STATED GOAL: Show each line of the data below that has the string "banner" in it.

*** RECORD EXTRACTS

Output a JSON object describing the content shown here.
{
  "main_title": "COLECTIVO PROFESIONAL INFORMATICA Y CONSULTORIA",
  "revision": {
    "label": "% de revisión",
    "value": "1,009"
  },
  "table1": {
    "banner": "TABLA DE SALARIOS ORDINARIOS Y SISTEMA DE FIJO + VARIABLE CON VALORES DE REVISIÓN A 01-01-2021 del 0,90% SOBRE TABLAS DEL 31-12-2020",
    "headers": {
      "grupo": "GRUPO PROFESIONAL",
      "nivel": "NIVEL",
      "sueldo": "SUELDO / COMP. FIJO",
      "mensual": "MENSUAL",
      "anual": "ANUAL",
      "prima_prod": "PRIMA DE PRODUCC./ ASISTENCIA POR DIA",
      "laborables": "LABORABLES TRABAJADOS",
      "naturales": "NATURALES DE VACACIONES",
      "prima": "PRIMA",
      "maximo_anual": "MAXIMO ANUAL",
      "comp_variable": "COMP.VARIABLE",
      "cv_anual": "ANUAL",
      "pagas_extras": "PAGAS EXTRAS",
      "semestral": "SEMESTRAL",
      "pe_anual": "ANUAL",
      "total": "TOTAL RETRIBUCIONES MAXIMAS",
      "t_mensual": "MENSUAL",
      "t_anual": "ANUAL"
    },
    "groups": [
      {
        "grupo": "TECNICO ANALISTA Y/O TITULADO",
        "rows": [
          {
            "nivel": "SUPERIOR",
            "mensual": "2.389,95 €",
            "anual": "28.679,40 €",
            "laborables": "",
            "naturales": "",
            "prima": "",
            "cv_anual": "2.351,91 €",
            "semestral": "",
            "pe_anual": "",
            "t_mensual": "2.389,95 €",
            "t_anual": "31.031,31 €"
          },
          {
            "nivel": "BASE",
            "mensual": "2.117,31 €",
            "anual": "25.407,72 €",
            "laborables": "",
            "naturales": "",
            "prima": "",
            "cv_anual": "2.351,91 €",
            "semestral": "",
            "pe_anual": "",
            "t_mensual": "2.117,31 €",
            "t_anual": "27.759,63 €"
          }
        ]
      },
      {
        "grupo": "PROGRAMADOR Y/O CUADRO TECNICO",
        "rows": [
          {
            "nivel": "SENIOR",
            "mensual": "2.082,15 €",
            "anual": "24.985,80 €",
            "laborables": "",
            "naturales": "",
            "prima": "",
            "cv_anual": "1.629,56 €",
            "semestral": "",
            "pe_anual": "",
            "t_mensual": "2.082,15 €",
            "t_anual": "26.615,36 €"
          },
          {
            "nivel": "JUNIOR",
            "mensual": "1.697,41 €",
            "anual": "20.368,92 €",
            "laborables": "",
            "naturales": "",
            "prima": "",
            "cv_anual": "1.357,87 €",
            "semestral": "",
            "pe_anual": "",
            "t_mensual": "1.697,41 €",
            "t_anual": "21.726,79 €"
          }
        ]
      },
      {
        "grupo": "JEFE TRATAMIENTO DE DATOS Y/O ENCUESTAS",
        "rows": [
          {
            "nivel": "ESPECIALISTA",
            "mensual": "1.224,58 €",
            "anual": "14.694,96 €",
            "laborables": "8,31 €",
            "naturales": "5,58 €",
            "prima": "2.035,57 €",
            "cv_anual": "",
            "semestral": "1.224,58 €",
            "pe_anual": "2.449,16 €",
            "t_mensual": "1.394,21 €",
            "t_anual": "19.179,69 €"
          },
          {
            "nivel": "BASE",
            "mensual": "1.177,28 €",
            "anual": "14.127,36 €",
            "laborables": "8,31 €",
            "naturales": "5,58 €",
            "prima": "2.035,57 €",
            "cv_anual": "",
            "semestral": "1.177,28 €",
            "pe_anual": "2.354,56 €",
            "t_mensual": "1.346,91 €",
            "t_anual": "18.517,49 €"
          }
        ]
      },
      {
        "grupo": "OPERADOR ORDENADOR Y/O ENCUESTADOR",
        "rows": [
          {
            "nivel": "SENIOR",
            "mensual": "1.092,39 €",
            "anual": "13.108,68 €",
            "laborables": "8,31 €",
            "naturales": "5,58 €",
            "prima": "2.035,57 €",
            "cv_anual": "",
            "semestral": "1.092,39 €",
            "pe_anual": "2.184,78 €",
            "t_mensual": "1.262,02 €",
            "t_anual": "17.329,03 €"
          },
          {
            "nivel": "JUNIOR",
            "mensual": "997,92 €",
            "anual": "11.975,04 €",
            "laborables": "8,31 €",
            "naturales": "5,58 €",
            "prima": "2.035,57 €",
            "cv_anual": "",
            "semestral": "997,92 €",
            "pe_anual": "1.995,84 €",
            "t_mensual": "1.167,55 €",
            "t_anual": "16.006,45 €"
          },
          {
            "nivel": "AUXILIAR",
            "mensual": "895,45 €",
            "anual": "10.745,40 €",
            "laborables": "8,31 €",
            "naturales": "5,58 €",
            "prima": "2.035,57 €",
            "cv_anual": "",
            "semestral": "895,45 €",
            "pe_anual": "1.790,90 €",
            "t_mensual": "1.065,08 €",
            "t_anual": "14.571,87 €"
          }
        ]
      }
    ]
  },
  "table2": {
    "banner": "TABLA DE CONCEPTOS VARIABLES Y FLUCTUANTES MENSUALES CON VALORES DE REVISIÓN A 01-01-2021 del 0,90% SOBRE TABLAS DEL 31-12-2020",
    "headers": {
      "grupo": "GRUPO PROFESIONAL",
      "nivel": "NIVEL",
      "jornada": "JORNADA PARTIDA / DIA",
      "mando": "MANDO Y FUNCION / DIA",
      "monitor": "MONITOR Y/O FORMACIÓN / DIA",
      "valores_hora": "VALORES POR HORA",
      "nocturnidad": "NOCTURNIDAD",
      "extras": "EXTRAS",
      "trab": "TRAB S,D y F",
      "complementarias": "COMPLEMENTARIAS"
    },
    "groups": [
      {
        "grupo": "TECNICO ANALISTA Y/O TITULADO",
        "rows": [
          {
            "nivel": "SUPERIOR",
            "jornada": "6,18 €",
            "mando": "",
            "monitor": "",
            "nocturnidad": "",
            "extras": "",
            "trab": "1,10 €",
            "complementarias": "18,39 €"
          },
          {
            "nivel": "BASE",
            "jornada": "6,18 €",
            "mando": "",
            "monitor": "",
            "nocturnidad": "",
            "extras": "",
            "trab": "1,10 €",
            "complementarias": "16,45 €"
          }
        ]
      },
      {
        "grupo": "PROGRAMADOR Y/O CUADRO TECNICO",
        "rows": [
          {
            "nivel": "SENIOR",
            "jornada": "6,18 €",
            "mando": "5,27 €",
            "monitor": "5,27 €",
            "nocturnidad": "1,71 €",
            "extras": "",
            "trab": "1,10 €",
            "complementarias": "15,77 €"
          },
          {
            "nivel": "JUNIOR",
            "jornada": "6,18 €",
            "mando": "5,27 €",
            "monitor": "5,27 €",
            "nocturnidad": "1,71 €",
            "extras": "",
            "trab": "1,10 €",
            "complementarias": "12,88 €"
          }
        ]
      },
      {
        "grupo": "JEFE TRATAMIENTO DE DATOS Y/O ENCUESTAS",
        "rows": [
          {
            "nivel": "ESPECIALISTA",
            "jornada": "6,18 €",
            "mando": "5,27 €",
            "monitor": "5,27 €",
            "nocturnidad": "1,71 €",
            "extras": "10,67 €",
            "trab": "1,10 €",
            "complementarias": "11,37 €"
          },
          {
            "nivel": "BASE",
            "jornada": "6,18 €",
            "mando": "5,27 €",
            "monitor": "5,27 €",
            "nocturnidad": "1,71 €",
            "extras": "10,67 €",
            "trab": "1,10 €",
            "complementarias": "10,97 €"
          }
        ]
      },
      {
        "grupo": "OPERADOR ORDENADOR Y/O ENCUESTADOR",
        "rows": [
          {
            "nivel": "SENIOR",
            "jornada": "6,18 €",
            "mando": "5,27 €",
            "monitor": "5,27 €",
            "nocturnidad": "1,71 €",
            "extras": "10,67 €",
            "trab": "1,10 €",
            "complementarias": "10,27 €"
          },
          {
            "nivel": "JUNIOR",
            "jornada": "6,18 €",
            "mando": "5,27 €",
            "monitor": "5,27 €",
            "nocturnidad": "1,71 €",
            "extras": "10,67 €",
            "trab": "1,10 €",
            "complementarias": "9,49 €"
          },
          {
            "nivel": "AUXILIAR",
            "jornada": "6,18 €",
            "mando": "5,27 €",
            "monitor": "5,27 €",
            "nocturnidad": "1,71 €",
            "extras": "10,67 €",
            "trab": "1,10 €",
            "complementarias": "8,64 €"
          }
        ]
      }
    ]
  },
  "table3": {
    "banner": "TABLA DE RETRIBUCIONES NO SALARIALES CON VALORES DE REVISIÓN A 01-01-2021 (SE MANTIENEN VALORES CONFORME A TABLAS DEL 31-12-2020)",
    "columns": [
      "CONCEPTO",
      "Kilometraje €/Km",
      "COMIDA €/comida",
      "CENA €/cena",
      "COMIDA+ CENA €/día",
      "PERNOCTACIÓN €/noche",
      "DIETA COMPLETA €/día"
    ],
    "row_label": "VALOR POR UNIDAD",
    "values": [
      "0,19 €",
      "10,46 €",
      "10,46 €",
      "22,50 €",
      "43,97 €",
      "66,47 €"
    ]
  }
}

******

ANSWER FOR THIS EXERCISE:
    "banner": "TABLA DE SALARIOS ORDINARIOS Y SISTEMA DE FIJO + VARIABLE CON VALORES DE REVISIÓN A 01-01-2021 del 0,90% SOBRE TABLAS DEL 31-12-2020",
    "banner": "TABLA DE CONCEPTOS VARIABLES Y FLUCTUANTES MENSUALES CON VALORES DE REVISIÓN A 01-01-2021 del 0,90% SOBRE TABLAS DEL 31-12-2020",
    "banner": "TABLA DE RETRIBUCIONES NO SALARIALES CON VALORES DE REVISIÓN A 01-01-2021 (SE MANTIENEN VALORES CONFORME A TABLAS DEL 31-12-2020)",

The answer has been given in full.